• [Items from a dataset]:
--- start ---

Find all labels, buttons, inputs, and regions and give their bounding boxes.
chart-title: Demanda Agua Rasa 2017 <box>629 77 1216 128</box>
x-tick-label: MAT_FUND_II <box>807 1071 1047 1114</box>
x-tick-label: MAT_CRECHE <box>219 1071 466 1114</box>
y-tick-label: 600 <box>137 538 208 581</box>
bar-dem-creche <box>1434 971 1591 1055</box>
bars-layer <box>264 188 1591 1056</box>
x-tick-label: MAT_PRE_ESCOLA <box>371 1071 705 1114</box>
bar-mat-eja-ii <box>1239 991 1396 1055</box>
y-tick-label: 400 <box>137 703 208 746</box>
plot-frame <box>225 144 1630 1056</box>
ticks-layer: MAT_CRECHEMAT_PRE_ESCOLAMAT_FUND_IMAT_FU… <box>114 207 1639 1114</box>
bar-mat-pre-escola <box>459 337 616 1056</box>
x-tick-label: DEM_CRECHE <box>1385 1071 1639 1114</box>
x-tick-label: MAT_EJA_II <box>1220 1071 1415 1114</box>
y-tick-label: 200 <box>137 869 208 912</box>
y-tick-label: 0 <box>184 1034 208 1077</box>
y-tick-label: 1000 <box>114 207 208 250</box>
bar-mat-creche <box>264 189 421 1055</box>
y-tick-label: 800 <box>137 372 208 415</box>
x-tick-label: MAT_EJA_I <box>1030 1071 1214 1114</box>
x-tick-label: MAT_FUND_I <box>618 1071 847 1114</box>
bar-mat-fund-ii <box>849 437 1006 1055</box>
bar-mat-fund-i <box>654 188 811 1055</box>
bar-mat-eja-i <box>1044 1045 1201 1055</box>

--- end ---
--- start ---

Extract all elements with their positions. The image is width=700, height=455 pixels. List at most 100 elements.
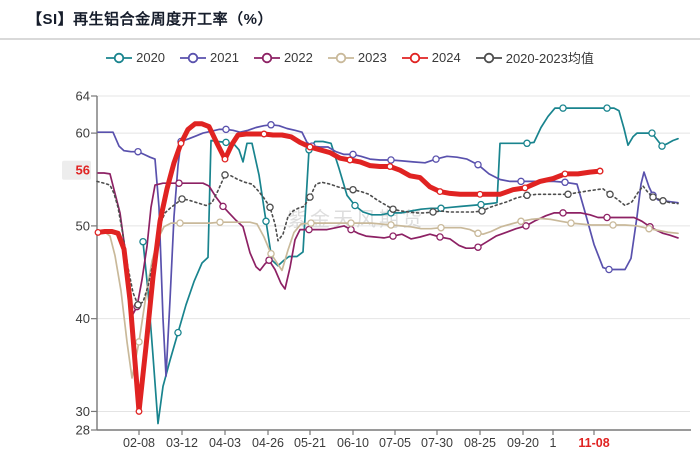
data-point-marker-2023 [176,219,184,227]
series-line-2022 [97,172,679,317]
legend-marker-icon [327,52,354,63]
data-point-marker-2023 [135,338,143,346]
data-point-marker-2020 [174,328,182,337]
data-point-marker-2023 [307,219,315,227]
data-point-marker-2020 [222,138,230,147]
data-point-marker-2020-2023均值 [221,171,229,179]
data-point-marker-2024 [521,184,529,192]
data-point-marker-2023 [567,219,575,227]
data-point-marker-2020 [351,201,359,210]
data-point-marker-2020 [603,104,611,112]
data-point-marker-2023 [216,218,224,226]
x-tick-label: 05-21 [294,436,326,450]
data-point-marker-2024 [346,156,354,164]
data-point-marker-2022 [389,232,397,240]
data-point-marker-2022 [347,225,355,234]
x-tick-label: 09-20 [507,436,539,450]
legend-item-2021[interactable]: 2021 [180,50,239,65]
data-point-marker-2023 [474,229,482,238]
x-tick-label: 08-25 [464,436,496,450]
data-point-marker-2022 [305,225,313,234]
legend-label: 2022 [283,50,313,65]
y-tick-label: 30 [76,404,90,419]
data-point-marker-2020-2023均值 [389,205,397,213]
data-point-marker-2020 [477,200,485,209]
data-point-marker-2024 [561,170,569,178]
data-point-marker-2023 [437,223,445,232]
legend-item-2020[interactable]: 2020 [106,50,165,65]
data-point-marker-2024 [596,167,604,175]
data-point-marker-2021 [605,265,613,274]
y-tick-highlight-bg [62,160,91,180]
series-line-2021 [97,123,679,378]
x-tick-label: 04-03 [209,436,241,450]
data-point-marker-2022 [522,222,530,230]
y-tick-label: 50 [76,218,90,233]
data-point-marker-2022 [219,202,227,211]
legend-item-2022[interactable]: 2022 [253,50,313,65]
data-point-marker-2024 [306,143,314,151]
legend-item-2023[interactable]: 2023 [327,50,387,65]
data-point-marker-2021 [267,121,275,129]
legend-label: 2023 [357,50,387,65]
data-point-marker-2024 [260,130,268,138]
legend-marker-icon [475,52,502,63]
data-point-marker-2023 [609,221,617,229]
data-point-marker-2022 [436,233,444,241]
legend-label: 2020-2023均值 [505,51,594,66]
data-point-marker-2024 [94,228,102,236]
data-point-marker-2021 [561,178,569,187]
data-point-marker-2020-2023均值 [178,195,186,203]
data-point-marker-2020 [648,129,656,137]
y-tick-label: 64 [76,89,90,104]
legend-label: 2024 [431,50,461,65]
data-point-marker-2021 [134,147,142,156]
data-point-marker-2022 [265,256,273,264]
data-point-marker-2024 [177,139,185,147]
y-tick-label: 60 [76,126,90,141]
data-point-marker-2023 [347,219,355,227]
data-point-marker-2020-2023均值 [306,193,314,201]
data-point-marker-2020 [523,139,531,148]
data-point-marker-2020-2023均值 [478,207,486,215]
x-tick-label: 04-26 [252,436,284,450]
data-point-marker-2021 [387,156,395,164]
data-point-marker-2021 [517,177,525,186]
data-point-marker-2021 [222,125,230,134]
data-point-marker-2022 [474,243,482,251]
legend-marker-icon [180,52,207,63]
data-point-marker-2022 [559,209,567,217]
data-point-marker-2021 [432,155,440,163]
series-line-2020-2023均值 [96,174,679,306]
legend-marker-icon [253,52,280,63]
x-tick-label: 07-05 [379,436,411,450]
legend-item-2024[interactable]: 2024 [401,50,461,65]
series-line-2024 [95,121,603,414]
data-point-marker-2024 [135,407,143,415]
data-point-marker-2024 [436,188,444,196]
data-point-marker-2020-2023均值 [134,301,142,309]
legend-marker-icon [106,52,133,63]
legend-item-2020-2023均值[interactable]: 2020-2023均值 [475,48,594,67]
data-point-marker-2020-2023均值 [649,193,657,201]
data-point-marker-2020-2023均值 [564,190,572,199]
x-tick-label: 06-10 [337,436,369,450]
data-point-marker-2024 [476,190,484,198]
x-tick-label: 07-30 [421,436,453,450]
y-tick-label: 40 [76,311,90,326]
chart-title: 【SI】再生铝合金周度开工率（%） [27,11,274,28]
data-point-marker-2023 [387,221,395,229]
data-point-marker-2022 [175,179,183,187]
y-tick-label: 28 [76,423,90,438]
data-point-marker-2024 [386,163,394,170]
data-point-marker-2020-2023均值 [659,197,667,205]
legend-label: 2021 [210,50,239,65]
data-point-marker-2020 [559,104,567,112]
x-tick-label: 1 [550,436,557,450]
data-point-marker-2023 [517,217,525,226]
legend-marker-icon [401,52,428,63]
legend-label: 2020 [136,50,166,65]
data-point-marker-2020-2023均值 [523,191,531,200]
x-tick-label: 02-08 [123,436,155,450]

--- end ---

• [Task description]: Output the material again without any change, from the line with "Find all labels, buttons, inputs, and" up to and including the line with "bar-mat-eja-i <box>1044 1045 1201 1055</box>".

• [Complete answer]:
Find all labels, buttons, inputs, and regions and give their bounding boxes.
chart-title: Demanda Agua Rasa 2017 <box>629 77 1216 128</box>
x-tick-label: MAT_FUND_II <box>807 1071 1047 1114</box>
x-tick-label: MAT_CRECHE <box>219 1071 466 1114</box>
y-tick-label: 600 <box>137 538 208 581</box>
bar-dem-creche <box>1434 971 1591 1055</box>
bars-layer <box>264 188 1591 1056</box>
x-tick-label: MAT_PRE_ESCOLA <box>371 1071 705 1114</box>
bar-mat-eja-ii <box>1239 991 1396 1055</box>
y-tick-label: 400 <box>137 703 208 746</box>
plot-frame <box>225 144 1630 1056</box>
ticks-layer: MAT_CRECHEMAT_PRE_ESCOLAMAT_FUND_IMAT_FU… <box>114 207 1639 1114</box>
bar-mat-pre-escola <box>459 337 616 1056</box>
x-tick-label: DEM_CRECHE <box>1385 1071 1639 1114</box>
x-tick-label: MAT_EJA_II <box>1220 1071 1415 1114</box>
y-tick-label: 200 <box>137 869 208 912</box>
y-tick-label: 0 <box>184 1034 208 1077</box>
y-tick-label: 1000 <box>114 207 208 250</box>
bar-mat-creche <box>264 189 421 1055</box>
y-tick-label: 800 <box>137 372 208 415</box>
x-tick-label: MAT_EJA_I <box>1030 1071 1214 1114</box>
x-tick-label: MAT_FUND_I <box>618 1071 847 1114</box>
bar-mat-fund-ii <box>849 437 1006 1055</box>
bar-mat-fund-i <box>654 188 811 1055</box>
bar-mat-eja-i <box>1044 1045 1201 1055</box>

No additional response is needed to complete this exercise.